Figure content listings

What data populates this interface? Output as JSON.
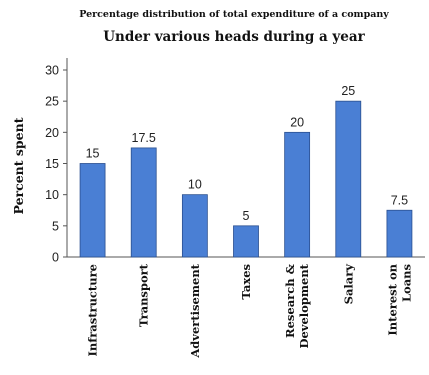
{
  "chart_data": {
    "type": "bar",
    "title": "Percentage distribution of total expenditure of a company",
    "subtitle": "Under various heads during a year",
    "ylabel": "Percent spent",
    "xlabel": "",
    "ylim": [
      0,
      30
    ],
    "yticks": [
      0,
      5,
      10,
      15,
      20,
      25,
      30
    ],
    "categories": [
      "Infrastructure",
      "Transport",
      "Advertisement",
      "Taxes",
      "Research & Development",
      "Salary",
      "Interest on Loans"
    ],
    "category_lines": [
      [
        "Infrastructure"
      ],
      [
        "Transport"
      ],
      [
        "Advertisement"
      ],
      [
        "Taxes"
      ],
      [
        "Research &",
        "Development"
      ],
      [
        "Salary"
      ],
      [
        "Interest on",
        "Loans"
      ]
    ],
    "values": [
      15,
      17.5,
      10,
      5,
      20,
      25,
      7.5
    ],
    "value_labels": [
      "15",
      "17.5",
      "10",
      "5",
      "20",
      "25",
      "7.5"
    ],
    "bar_color": "#4a7fd4",
    "bar_stroke": "#2a4f8f",
    "grid": false,
    "legend": "none"
  }
}
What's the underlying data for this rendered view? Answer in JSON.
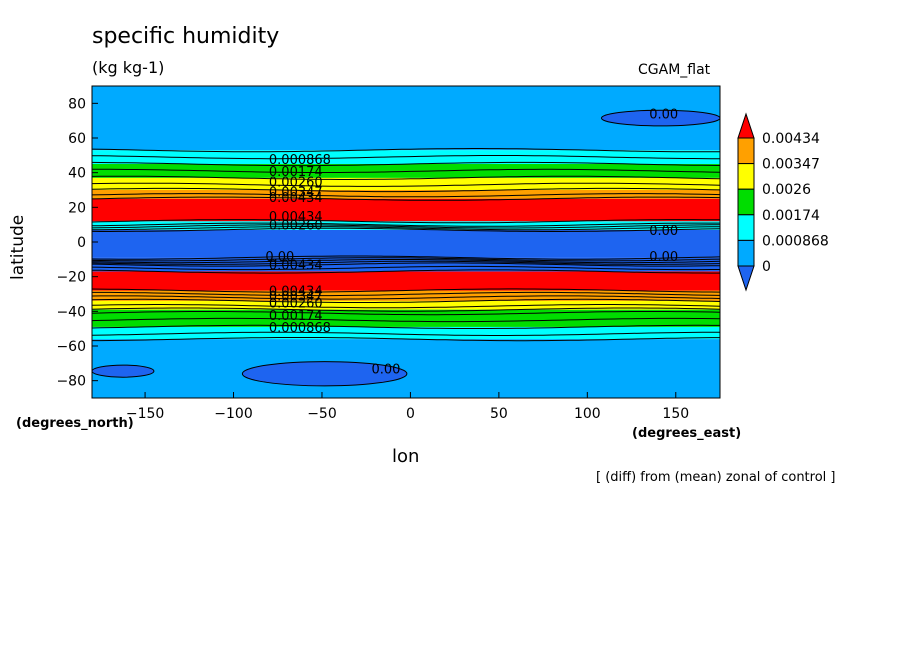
{
  "chart_data": {
    "type": "heatmap",
    "title": "specific humidity",
    "units": "(kg kg-1)",
    "dataset": "CGAM_flat",
    "xlabel": "lon",
    "ylabel": "latitude",
    "x_unit_note": "(degrees_east)",
    "y_unit_note": "(degrees_north)",
    "footnote": "[ (diff) from (mean) zonal of control ]",
    "xlim": [
      -180,
      175
    ],
    "ylim": [
      -90,
      90
    ],
    "x_ticks": [
      -150,
      -100,
      -50,
      0,
      50,
      100,
      150
    ],
    "y_ticks": [
      -80,
      -60,
      -40,
      -20,
      0,
      20,
      40,
      60,
      80
    ],
    "colorbar": {
      "levels": [
        "0",
        "0.000868",
        "0.00174",
        "0.0026",
        "0.00347",
        "0.00434"
      ],
      "colors": [
        "#1e64f0",
        "#00aaff",
        "#00ffff",
        "#00dd00",
        "#ffff00",
        "#ffa000",
        "#ff0000"
      ]
    },
    "bands": [
      {
        "lat_from": -90,
        "lat_to": -56,
        "level": 1
      },
      {
        "lat_from": -56,
        "lat_to": -49,
        "level": 2
      },
      {
        "lat_from": -49,
        "lat_to": -39,
        "level": 3
      },
      {
        "lat_from": -39,
        "lat_to": -34,
        "level": 4
      },
      {
        "lat_from": -34,
        "lat_to": -28,
        "level": 5
      },
      {
        "lat_from": -28,
        "lat_to": -17,
        "level": 6
      },
      {
        "lat_from": -17,
        "lat_to": -9,
        "level": 0
      },
      {
        "lat_from": -9,
        "lat_to": 7,
        "level": 0
      },
      {
        "lat_from": 7,
        "lat_to": 12,
        "level": 2
      },
      {
        "lat_from": 12,
        "lat_to": 25,
        "level": 6
      },
      {
        "lat_from": 25,
        "lat_to": 30,
        "level": 5
      },
      {
        "lat_from": 30,
        "lat_to": 37,
        "level": 4
      },
      {
        "lat_from": 37,
        "lat_to": 45,
        "level": 3
      },
      {
        "lat_from": 45,
        "lat_to": 53,
        "level": 2
      },
      {
        "lat_from": 53,
        "lat_to": 90,
        "level": 1
      }
    ],
    "contour_labels": [
      {
        "text": "0.000868",
        "lon": -80,
        "lat": 48
      },
      {
        "text": "0.00174",
        "lon": -80,
        "lat": 41
      },
      {
        "text": "0.00260",
        "lon": -80,
        "lat": 35
      },
      {
        "text": "0.00347",
        "lon": -80,
        "lat": 29
      },
      {
        "text": "0.00434",
        "lon": -80,
        "lat": 26
      },
      {
        "text": "0.00434",
        "lon": -80,
        "lat": 15
      },
      {
        "text": "0.00260",
        "lon": -80,
        "lat": 10
      },
      {
        "text": "0.00",
        "lon": 135,
        "lat": 7
      },
      {
        "text": "0.00",
        "lon": -82,
        "lat": -8
      },
      {
        "text": "0.00434",
        "lon": -80,
        "lat": -13
      },
      {
        "text": "0.00",
        "lon": 135,
        "lat": -8
      },
      {
        "text": "0.00434",
        "lon": -80,
        "lat": -28
      },
      {
        "text": "0.00347",
        "lon": -80,
        "lat": -31
      },
      {
        "text": "0.00260",
        "lon": -80,
        "lat": -35
      },
      {
        "text": "0.00174",
        "lon": -80,
        "lat": -42
      },
      {
        "text": "0.000868",
        "lon": -80,
        "lat": -49
      },
      {
        "text": "0.00",
        "lon": 135,
        "lat": 74
      },
      {
        "text": "0.00",
        "lon": -22,
        "lat": -73
      }
    ],
    "zero_patches": [
      {
        "lon_from": -180,
        "lon_to": -145,
        "lat_from": -78,
        "lat_to": -71
      },
      {
        "lon_from": -95,
        "lon_to": -2,
        "lat_from": -83,
        "lat_to": -69
      },
      {
        "lon_from": 108,
        "lon_to": 175,
        "lat_from": 67,
        "lat_to": 76
      }
    ]
  }
}
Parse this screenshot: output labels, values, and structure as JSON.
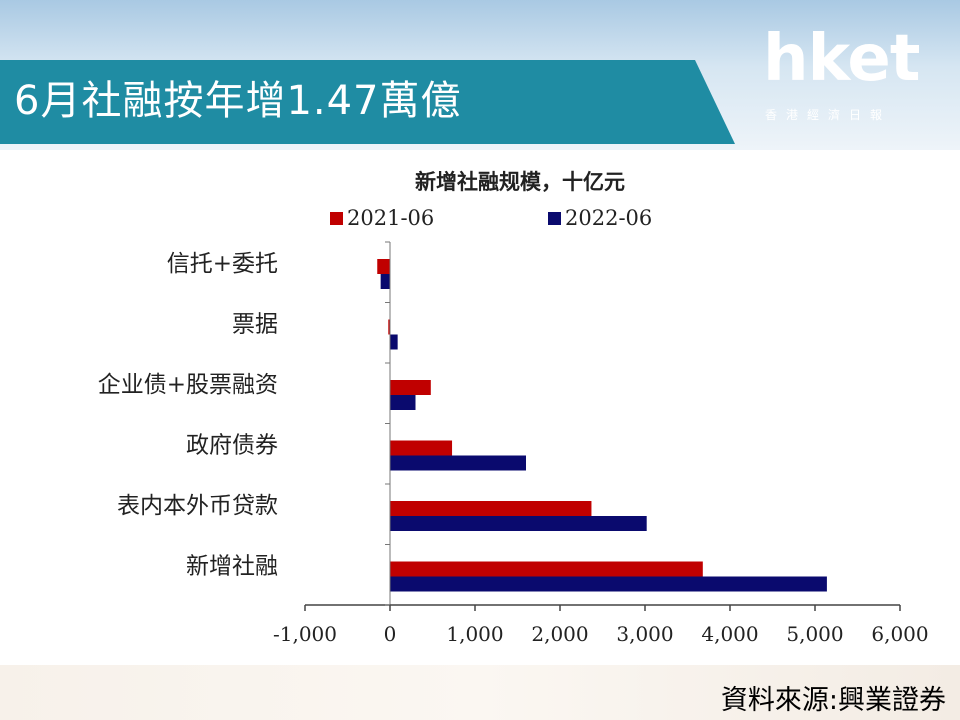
{
  "header": {
    "title": "6月社融按年增1.47萬億",
    "logo_text": "hket",
    "logo_subtitle": "香港經濟日報"
  },
  "footer": {
    "source": "資料來源:興業證券"
  },
  "colors": {
    "series_2021": "#c00000",
    "series_2022": "#0a0a6e",
    "banner": "#1f8ca3"
  },
  "chart_data": {
    "type": "bar",
    "orientation": "horizontal",
    "title": "新增社融规模，十亿元",
    "categories": [
      "信托+委托",
      "票据",
      "企业债+股票融资",
      "政府债券",
      "表内本外币贷款",
      "新增社融"
    ],
    "series": [
      {
        "name": "2021-06",
        "values": [
          -150,
          -20,
          480,
          730,
          2370,
          3680
        ]
      },
      {
        "name": "2022-06",
        "values": [
          -110,
          90,
          300,
          1600,
          3020,
          5140
        ]
      }
    ],
    "xlim": [
      -1000,
      6000
    ],
    "xticks": [
      -1000,
      0,
      1000,
      2000,
      3000,
      4000,
      5000,
      6000
    ],
    "xtick_labels": [
      "-1,000",
      "0",
      "1,000",
      "2,000",
      "3,000",
      "4,000",
      "5,000",
      "6,000"
    ],
    "legend_position": "top",
    "grid": false
  }
}
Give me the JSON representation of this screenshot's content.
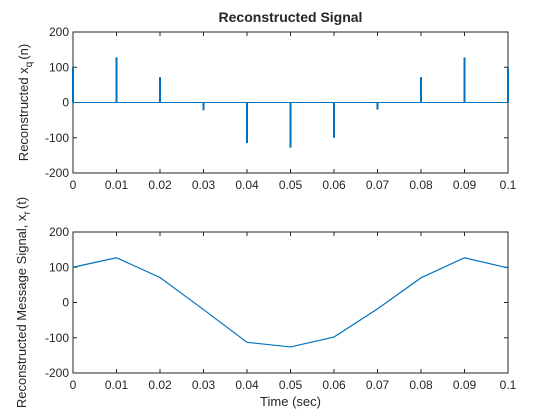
{
  "colors": {
    "series": "#0072BD",
    "axes": "#262626",
    "background": "#ffffff"
  },
  "chart_data": [
    {
      "type": "stem",
      "title": "Reconstructed Signal",
      "xlabel": "",
      "ylabel": "Reconstructed x",
      "ylabel_sub": "q",
      "ylabel_suffix": "(n)",
      "xlim": [
        0,
        0.1
      ],
      "ylim": [
        -200,
        200
      ],
      "xticks": [
        0,
        0.01,
        0.02,
        0.03,
        0.04,
        0.05,
        0.06,
        0.07,
        0.08,
        0.09,
        0.1
      ],
      "xtick_labels": [
        "0",
        "0.01",
        "0.02",
        "0.03",
        "0.04",
        "0.05",
        "0.06",
        "0.07",
        "0.08",
        "0.09",
        "0.1"
      ],
      "yticks": [
        -200,
        -100,
        0,
        100,
        200
      ],
      "ytick_labels": [
        "-200",
        "-100",
        "0",
        "100",
        "200"
      ],
      "grid": false,
      "x": [
        0,
        0.01,
        0.02,
        0.03,
        0.04,
        0.05,
        0.06,
        0.07,
        0.08,
        0.09,
        0.1
      ],
      "values": [
        100,
        128,
        72,
        -22,
        -115,
        -128,
        -100,
        -20,
        72,
        128,
        100
      ]
    },
    {
      "type": "line",
      "title": "",
      "xlabel": "Time (sec)",
      "ylabel": "Reconstructed Message Signal, x",
      "ylabel_sub": "r",
      "ylabel_suffix": "(t)",
      "xlim": [
        0,
        0.1
      ],
      "ylim": [
        -200,
        200
      ],
      "xticks": [
        0,
        0.01,
        0.02,
        0.03,
        0.04,
        0.05,
        0.06,
        0.07,
        0.08,
        0.09,
        0.1
      ],
      "xtick_labels": [
        "0",
        "0.01",
        "0.02",
        "0.03",
        "0.04",
        "0.05",
        "0.06",
        "0.07",
        "0.08",
        "0.09",
        "0.1"
      ],
      "yticks": [
        -200,
        -100,
        0,
        100,
        200
      ],
      "ytick_labels": [
        "-200",
        "-100",
        "0",
        "100",
        "200"
      ],
      "grid": false,
      "x": [
        0,
        0.01,
        0.02,
        0.03,
        0.04,
        0.05,
        0.06,
        0.07,
        0.08,
        0.09,
        0.1
      ],
      "values": [
        100,
        127,
        71,
        -20,
        -113,
        -126,
        -98,
        -18,
        70,
        127,
        98
      ]
    }
  ]
}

- [WHAT THE TASK REQUIRES] In the entries above, find each line with the word "Reconstructed" and copy it.

- [COMPLETE ANSWER]
      "title": "Reconstructed Signal",
      "ylabel": "Reconstructed x",
      "ylabel": "Reconstructed Message Signal, x",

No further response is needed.